-- Aim --
Make an exact copy of the records, with the images left out.

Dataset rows
--- begin ---

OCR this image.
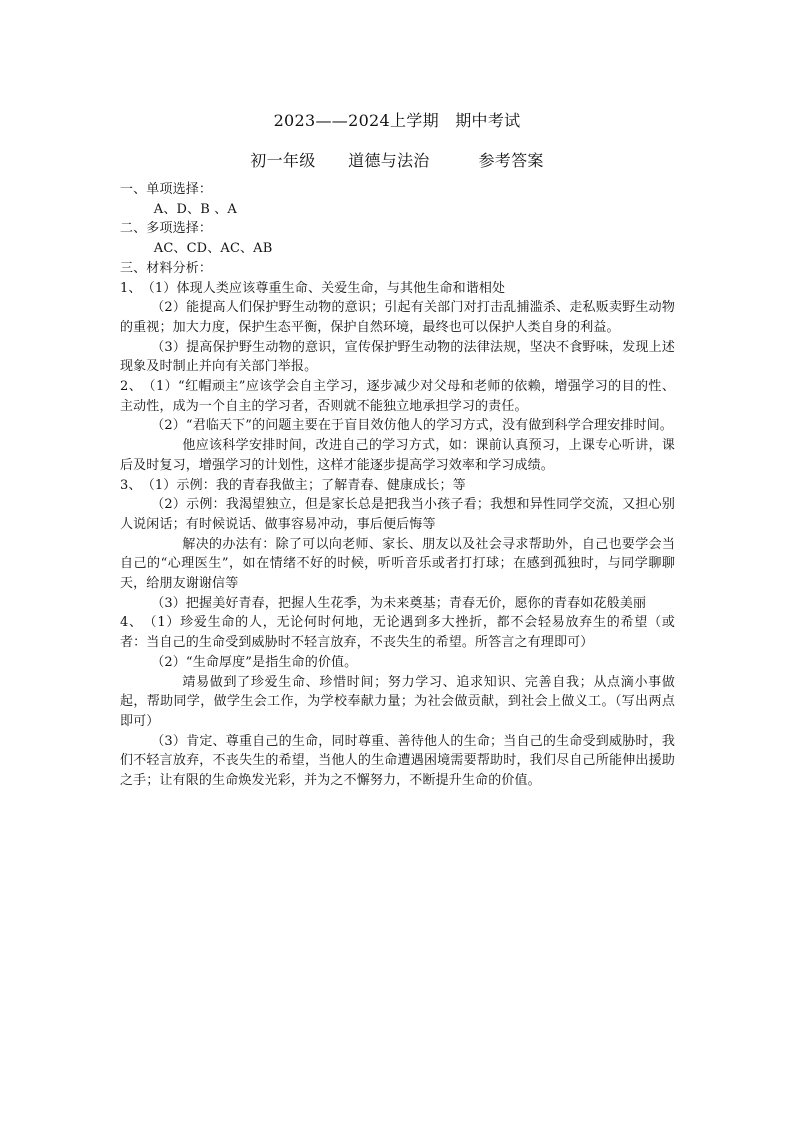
2023——2024上学期　期中考试
初一年级　　道德与法治　　　参考答案

一、单项选择：

A、D、B 、A

二、多项选择：

AC、CD、AC、AB

三、材料分析：

1、　（1）体现人类应该尊重生命、关爱生命，与其他生命和谐相处

（2）能提高人们保护野生动物的意识；引起有关部门对打击乱捕滥杀、走私贩卖野生动物的重视；加大力度，保护生态平衡，保护自然环境，最终也可以保护人类自身的利益。

（3）提高保护野生动物的意识，宣传保护野生动物的法律法规，坚决不食野味，发现上述现象及时制止并向有关部门举报。

2、　（1）“红帽顽主”应该学会自主学习，逐步减少对父母和老师的依赖，增强学习的目的性、主动性，成为一个自主的学习者，否则就不能独立地承担学习的责任。

（2）“君临天下”的问题主要在于盲目效仿他人的学习方式，没有做到科学合理安排时间。

他应该科学安排时间，改进自己的学习方式，如：课前认真预习，上课专心听讲，课后及时复习，增强学习的计划性，这样才能逐步提高学习效率和学习成绩。

3、　（1）示例：我的青春我做主；了解青春、健康成长；等

（2）示例：我渴望独立，但是家长总是把我当小孩子看；我想和异性同学交流，又担心别人说闲话；有时候说话、做事容易冲动，事后便后悔等

解决的办法有：除了可以向老师、家长、朋友以及社会寻求帮助外，自己也要学会当自己的“心理医生”，如在情绪不好的时候，听听音乐或者打打球；在感到孤独时，与同学聊聊天，给朋友谢谢信等

（3）把握美好青春，把握人生花季，为未来奠基；青春无价，愿你的青春如花般美丽

4、　（1）珍爱生命的人，无论何时何地，无论遇到多大挫折，都不会轻易放弃生的希望（或者：当自己的生命受到威胁时不轻言放弃，不丧失生的希望。所答言之有理即可）

（2）“生命厚度”是指生命的价值。

靖易做到了珍爱生命、珍惜时间；努力学习、追求知识、完善自我；从点滴小事做起，帮助同学，做学生会工作，为学校奉献力量；为社会做贡献，到社会上做义工。（写出两点即可）

（3）肯定、尊重自己的生命，同时尊重、善待他人的生命；当自己的生命受到威胁时，我们不轻言放弃，不丧失生的希望，当他人的生命遭遇困境需要帮助时，我们尽自己所能伸出援助之手；让有限的生命焕发光彩，并为之不懈努力，不断提升生命的价值。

--- end ---

-- Solution to this task --
OCR this image.
2023——2024上学期　期中考试
初一年级　　道德与法治　　　参考答案

一、单项选择：

A、D、B 、A

二、多项选择：

AC、CD、AC、AB

三、材料分析：

1、　（1）体现人类应该尊重生命、关爱生命，与其他生命和谐相处

（2）能提高人们保护野生动物的意识；引起有关部门对打击乱捕滥杀、走私贩卖野生动物的重视；加大力度，保护生态平衡，保护自然环境，最终也可以保护人类自身的利益。

（3）提高保护野生动物的意识，宣传保护野生动物的法律法规，坚决不食野味，发现上述现象及时制止并向有关部门举报。

2、　（1）“红帽顽主”应该学会自主学习，逐步减少对父母和老师的依赖，增强学习的目的性、主动性，成为一个自主的学习者，否则就不能独立地承担学习的责任。

（2）“君临天下”的问题主要在于盲目效仿他人的学习方式，没有做到科学合理安排时间。

他应该科学安排时间，改进自己的学习方式，如：课前认真预习，上课专心听讲，课后及时复习，增强学习的计划性，这样才能逐步提高学习效率和学习成绩。

3、　（1）示例：我的青春我做主；了解青春、健康成长；等

（2）示例：我渴望独立，但是家长总是把我当小孩子看；我想和异性同学交流，又担心别人说闲话；有时候说话、做事容易冲动，事后便后悔等

解决的办法有：除了可以向老师、家长、朋友以及社会寻求帮助外，自己也要学会当自己的“心理医生”，如在情绪不好的时候，听听音乐或者打打球；在感到孤独时，与同学聊聊天，给朋友谢谢信等

（3）把握美好青春，把握人生花季，为未来奠基；青春无价，愿你的青春如花般美丽

4、　（1）珍爱生命的人，无论何时何地，无论遇到多大挫折，都不会轻易放弃生的希望（或者：当自己的生命受到威胁时不轻言放弃，不丧失生的希望。所答言之有理即可）

（2）“生命厚度”是指生命的价值。

靖易做到了珍爱生命、珍惜时间；努力学习、追求知识、完善自我；从点滴小事做起，帮助同学，做学生会工作，为学校奉献力量；为社会做贡献，到社会上做义工。（写出两点即可）

（3）肯定、尊重自己的生命，同时尊重、善待他人的生命；当自己的生命受到威胁时，我们不轻言放弃，不丧失生的希望，当他人的生命遭遇困境需要帮助时，我们尽自己所能伸出援助之手；让有限的生命焕发光彩，并为之不懈努力，不断提升生命的价值。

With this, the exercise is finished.